> _Exercise brief_
Write the material out again in full, exactly.

> _Records for this exercise_
== == ==

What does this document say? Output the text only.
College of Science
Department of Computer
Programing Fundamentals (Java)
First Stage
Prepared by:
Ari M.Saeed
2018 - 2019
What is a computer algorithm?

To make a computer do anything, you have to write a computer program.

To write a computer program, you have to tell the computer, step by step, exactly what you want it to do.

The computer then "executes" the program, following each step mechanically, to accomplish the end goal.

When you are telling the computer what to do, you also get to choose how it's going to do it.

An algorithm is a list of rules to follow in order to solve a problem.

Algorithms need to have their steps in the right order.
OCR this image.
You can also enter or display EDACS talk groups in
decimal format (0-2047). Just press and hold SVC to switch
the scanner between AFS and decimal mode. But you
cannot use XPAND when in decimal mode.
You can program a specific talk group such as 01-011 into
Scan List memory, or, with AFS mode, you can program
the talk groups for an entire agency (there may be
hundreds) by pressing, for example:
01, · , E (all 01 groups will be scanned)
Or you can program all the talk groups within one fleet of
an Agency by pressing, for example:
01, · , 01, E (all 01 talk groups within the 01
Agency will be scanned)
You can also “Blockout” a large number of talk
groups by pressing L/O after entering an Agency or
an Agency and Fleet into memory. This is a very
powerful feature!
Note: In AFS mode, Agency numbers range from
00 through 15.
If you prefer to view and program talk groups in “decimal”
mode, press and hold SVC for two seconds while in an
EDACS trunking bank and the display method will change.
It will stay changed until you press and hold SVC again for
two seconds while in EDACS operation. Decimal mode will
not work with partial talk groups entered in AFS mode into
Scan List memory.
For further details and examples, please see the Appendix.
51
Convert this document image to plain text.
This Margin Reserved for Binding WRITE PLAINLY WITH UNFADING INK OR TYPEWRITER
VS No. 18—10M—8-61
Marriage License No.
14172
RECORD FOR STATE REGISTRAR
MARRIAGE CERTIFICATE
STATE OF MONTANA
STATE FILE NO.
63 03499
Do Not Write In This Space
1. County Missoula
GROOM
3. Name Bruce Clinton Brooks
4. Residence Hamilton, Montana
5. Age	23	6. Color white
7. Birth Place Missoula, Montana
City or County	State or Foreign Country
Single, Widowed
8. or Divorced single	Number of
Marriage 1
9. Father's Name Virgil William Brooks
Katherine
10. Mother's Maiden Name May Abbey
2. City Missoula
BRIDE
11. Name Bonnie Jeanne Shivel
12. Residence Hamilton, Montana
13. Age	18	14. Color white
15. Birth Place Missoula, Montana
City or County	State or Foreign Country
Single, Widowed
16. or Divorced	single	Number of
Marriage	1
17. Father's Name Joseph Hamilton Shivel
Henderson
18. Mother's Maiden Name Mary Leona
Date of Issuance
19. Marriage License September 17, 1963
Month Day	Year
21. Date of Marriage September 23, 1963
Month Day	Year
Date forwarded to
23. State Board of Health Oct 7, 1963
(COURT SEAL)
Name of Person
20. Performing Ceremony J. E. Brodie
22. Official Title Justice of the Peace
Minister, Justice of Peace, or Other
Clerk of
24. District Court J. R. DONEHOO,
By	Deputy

== == ==

> _Solution below_
What does this document say? Output the text only.
College of Science
Department of Computer
Programing Fundamentals (Java)
First Stage
Prepared by:
Ari M.Saeed
2018 - 2019
What is a computer algorithm?

To make a computer do anything, you have to write a computer program.

To write a computer program, you have to tell the computer, step by step, exactly what you want it to do.

The computer then "executes" the program, following each step mechanically, to accomplish the end goal.

When you are telling the computer what to do, you also get to choose how it's going to do it.

An algorithm is a list of rules to follow in order to solve a problem.

Algorithms need to have their steps in the right order.
OCR this image.
You can also enter or display EDACS talk groups in
decimal format (0-2047). Just press and hold SVC to switch
the scanner between AFS and decimal mode. But you
cannot use XPAND when in decimal mode.
You can program a specific talk group such as 01-011 into
Scan List memory, or, with AFS mode, you can program
the talk groups for an entire agency (there may be
hundreds) by pressing, for example:
01, · , E (all 01 groups will be scanned)
Or you can program all the talk groups within one fleet of
an Agency by pressing, for example:
01, · , 01, E (all 01 talk groups within the 01
Agency will be scanned)
You can also “Blockout” a large number of talk
groups by pressing L/O after entering an Agency or
an Agency and Fleet into memory. This is a very
powerful feature!
Note: In AFS mode, Agency numbers range from
00 through 15.
If you prefer to view and program talk groups in “decimal”
mode, press and hold SVC for two seconds while in an
EDACS trunking bank and the display method will change.
It will stay changed until you press and hold SVC again for
two seconds while in EDACS operation. Decimal mode will
not work with partial talk groups entered in AFS mode into
Scan List memory.
For further details and examples, please see the Appendix.
51
Convert this document image to plain text.
This Margin Reserved for Binding WRITE PLAINLY WITH UNFADING INK OR TYPEWRITER
VS No. 18—10M—8-61
Marriage License No.
14172
RECORD FOR STATE REGISTRAR
MARRIAGE CERTIFICATE
STATE OF MONTANA
STATE FILE NO.
63 03499
Do Not Write In This Space
1. County Missoula
GROOM
3. Name Bruce Clinton Brooks
4. Residence Hamilton, Montana
5. Age	23	6. Color white
7. Birth Place Missoula, Montana
City or County	State or Foreign Country
Single, Widowed
8. or Divorced single	Number of
Marriage 1
9. Father's Name Virgil William Brooks
Katherine
10. Mother's Maiden Name May Abbey
2. City Missoula
BRIDE
11. Name Bonnie Jeanne Shivel
12. Residence Hamilton, Montana
13. Age	18	14. Color white
15. Birth Place Missoula, Montana
City or County	State or Foreign Country
Single, Widowed
16. or Divorced	single	Number of
Marriage	1
17. Father's Name Joseph Hamilton Shivel
Henderson
18. Mother's Maiden Name Mary Leona
Date of Issuance
19. Marriage License September 17, 1963
Month Day	Year
21. Date of Marriage September 23, 1963
Month Day	Year
Date forwarded to
23. State Board of Health Oct 7, 1963
(COURT SEAL)
Name of Person
20. Performing Ceremony J. E. Brodie
22. Official Title Justice of the Peace
Minister, Justice of Peace, or Other
Clerk of
24. District Court J. R. DONEHOO,
By	Deputy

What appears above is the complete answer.